> [Stated task] Select each line where the word "assumption" appears.

> [Data listing]
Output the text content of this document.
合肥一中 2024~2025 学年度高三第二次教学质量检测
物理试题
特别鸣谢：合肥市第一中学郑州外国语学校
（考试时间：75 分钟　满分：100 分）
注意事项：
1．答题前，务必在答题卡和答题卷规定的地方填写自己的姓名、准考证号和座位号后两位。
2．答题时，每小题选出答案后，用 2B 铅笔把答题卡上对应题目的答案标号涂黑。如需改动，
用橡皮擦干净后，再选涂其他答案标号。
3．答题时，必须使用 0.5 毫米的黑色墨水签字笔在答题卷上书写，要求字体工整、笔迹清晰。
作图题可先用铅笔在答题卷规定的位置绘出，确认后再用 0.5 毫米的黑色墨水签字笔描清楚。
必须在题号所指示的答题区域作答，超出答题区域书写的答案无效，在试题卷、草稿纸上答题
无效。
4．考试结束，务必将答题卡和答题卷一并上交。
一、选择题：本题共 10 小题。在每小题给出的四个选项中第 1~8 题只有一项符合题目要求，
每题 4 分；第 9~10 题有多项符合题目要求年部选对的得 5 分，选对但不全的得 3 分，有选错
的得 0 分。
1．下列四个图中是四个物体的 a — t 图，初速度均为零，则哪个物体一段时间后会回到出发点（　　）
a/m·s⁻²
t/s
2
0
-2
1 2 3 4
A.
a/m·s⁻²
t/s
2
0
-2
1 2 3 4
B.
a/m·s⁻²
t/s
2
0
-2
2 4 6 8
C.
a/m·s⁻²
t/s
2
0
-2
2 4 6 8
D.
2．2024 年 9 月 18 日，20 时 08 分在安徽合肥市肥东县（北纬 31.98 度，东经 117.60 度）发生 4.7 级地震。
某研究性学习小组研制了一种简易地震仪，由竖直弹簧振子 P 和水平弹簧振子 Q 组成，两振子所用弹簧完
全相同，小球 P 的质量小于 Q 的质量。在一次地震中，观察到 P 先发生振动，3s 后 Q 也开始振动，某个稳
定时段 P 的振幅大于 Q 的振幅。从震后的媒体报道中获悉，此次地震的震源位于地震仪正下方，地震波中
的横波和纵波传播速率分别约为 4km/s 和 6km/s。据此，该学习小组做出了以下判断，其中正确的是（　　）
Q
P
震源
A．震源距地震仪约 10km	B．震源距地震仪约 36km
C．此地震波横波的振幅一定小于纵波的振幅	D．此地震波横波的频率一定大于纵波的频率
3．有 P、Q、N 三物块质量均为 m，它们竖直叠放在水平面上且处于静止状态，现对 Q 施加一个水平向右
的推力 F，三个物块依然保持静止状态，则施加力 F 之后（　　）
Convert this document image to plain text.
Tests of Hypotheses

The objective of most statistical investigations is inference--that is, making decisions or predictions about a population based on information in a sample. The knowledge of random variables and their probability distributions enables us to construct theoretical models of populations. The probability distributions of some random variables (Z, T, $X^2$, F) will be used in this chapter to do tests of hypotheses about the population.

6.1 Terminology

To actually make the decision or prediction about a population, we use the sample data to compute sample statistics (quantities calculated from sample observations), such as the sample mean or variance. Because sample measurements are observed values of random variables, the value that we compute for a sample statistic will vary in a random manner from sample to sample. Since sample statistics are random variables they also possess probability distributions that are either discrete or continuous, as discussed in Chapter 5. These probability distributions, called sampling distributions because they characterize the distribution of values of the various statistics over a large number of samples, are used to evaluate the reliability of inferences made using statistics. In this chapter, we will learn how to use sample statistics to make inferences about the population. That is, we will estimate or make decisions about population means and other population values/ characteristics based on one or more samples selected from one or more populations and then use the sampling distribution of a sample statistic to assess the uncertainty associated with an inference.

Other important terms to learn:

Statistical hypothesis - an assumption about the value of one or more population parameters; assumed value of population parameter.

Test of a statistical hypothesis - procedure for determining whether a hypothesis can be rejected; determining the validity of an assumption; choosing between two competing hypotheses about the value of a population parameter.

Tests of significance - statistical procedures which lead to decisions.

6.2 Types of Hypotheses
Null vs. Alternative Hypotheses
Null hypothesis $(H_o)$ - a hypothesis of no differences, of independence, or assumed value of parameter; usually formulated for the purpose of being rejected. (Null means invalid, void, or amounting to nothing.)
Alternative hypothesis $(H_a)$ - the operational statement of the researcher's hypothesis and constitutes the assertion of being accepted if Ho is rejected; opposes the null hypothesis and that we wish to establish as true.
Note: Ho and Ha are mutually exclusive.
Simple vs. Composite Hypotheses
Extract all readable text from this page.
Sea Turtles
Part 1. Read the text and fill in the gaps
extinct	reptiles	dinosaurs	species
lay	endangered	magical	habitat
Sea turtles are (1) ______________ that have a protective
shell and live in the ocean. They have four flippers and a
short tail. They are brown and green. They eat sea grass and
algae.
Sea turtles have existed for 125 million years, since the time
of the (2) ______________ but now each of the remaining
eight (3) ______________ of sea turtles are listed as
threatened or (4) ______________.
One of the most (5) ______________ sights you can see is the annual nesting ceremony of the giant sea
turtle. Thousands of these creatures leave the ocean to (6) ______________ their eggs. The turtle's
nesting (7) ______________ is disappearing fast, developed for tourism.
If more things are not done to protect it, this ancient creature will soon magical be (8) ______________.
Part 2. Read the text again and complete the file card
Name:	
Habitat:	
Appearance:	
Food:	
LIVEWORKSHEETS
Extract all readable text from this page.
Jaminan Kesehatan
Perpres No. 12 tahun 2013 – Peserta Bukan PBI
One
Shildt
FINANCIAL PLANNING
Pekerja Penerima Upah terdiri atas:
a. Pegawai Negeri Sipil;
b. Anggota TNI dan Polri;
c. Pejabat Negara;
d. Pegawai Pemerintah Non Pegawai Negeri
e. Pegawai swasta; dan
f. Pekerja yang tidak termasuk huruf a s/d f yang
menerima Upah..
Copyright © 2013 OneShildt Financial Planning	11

> [Exercise output]
Statistical hypothesis - an assumption about the value of one or more population parameters; assumed value of population parameter.
Test of a statistical hypothesis - procedure for determining whether a hypothesis can be rejected; determining the validity of an assumption; choosing between two competing hypotheses about the value of a population parameter.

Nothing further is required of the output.